- _EXERCISE REQUIREMENTS_
Please give the listing again in its entirety, exactly as written.
**** AVAILABLE RECORDS
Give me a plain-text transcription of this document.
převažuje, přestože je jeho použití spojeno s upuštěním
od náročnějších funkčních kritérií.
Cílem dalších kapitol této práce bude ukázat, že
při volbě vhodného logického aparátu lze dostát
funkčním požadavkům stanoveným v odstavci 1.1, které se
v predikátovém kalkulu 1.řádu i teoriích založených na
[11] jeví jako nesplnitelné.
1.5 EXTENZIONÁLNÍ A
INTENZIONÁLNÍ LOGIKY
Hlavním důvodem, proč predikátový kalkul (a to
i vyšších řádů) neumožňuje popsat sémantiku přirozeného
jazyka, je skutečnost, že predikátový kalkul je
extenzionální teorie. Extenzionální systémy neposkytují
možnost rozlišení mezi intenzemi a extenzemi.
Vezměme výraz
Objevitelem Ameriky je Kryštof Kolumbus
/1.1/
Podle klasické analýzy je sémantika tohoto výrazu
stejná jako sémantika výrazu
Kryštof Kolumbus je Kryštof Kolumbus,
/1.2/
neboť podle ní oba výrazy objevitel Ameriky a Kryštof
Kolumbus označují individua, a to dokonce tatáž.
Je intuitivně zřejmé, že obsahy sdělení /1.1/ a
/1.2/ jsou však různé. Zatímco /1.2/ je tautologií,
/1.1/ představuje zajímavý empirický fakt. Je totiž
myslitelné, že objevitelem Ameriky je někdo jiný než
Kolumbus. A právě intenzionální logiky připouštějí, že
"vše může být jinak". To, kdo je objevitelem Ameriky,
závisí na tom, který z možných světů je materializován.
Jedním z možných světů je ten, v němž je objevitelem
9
********
- _EXPECTED OUTPUT_
Give me a plain-text transcription of this document.
převažuje, přestože je jeho použití spojeno s upuštěním
od náročnějších funkčních kritérií.
Cílem dalších kapitol této práce bude ukázat, že
při volbě vhodného logického aparátu lze dostát
funkčním požadavkům stanoveným v odstavci 1.1, které se
v predikátovém kalkulu 1.řádu i teoriích založených na
[11] jeví jako nesplnitelné.
1.5 EXTENZIONÁLNÍ A
INTENZIONÁLNÍ LOGIKY
Hlavním důvodem, proč predikátový kalkul (a to
i vyšších řádů) neumožňuje popsat sémantiku přirozeného
jazyka, je skutečnost, že predikátový kalkul je
extenzionální teorie. Extenzionální systémy neposkytují
možnost rozlišení mezi intenzemi a extenzemi.
Vezměme výraz
Objevitelem Ameriky je Kryštof Kolumbus
/1.1/
Podle klasické analýzy je sémantika tohoto výrazu
stejná jako sémantika výrazu
Kryštof Kolumbus je Kryštof Kolumbus,
/1.2/
neboť podle ní oba výrazy objevitel Ameriky a Kryštof
Kolumbus označují individua, a to dokonce tatáž.
Je intuitivně zřejmé, že obsahy sdělení /1.1/ a
/1.2/ jsou však různé. Zatímco /1.2/ je tautologií,
/1.1/ představuje zajímavý empirický fakt. Je totiž
myslitelné, že objevitelem Ameriky je někdo jiný než
Kolumbus. A právě intenzionální logiky připouštějí, že
"vše může být jinak". To, kdo je objevitelem Ameriky,
závisí na tom, který z možných světů je materializován.
Jedním z možných světů je ten, v němž je objevitelem
9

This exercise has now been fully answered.